## Written task:
Count the lines that hold the string "processing". Reply with the number alone.

## Extracted information:
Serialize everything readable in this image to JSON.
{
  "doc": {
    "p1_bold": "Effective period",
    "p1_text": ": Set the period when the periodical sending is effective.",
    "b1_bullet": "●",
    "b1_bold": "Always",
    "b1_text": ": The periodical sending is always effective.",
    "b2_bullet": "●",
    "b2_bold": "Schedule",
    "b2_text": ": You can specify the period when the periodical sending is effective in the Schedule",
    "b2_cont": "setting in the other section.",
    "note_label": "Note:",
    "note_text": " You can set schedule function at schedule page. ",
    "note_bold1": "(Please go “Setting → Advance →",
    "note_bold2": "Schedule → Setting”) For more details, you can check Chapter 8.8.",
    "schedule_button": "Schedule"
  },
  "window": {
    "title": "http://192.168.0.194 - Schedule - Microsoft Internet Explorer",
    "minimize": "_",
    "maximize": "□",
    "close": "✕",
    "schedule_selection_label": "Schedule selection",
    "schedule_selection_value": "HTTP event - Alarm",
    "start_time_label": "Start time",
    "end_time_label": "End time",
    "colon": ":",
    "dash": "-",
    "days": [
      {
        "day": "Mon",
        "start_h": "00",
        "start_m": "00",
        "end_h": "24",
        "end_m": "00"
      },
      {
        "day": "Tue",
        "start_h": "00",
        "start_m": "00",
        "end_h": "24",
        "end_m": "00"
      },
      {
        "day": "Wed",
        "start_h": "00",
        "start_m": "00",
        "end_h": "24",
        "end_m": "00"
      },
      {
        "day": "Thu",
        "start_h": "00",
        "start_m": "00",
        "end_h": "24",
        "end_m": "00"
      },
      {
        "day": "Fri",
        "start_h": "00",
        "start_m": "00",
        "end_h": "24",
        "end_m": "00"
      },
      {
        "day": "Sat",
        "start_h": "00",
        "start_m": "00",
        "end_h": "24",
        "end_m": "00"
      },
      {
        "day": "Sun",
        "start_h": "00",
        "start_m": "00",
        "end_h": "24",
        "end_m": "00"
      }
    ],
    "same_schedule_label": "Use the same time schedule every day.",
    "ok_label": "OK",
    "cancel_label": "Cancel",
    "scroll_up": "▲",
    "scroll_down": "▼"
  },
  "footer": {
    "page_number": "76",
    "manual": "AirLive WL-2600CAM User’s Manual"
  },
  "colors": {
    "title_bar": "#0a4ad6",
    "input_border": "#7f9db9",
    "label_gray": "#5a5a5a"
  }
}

---

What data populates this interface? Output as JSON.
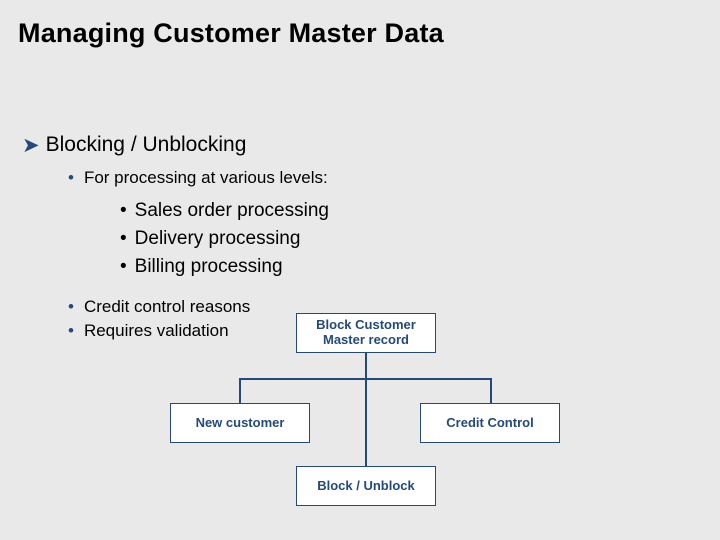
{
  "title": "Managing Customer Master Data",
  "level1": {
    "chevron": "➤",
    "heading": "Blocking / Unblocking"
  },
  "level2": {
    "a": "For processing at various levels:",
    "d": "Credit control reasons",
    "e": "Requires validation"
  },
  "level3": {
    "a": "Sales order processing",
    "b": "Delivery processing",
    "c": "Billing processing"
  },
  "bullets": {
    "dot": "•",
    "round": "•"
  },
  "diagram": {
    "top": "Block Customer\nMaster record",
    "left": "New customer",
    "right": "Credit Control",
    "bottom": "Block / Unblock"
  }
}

## Exercise response:
4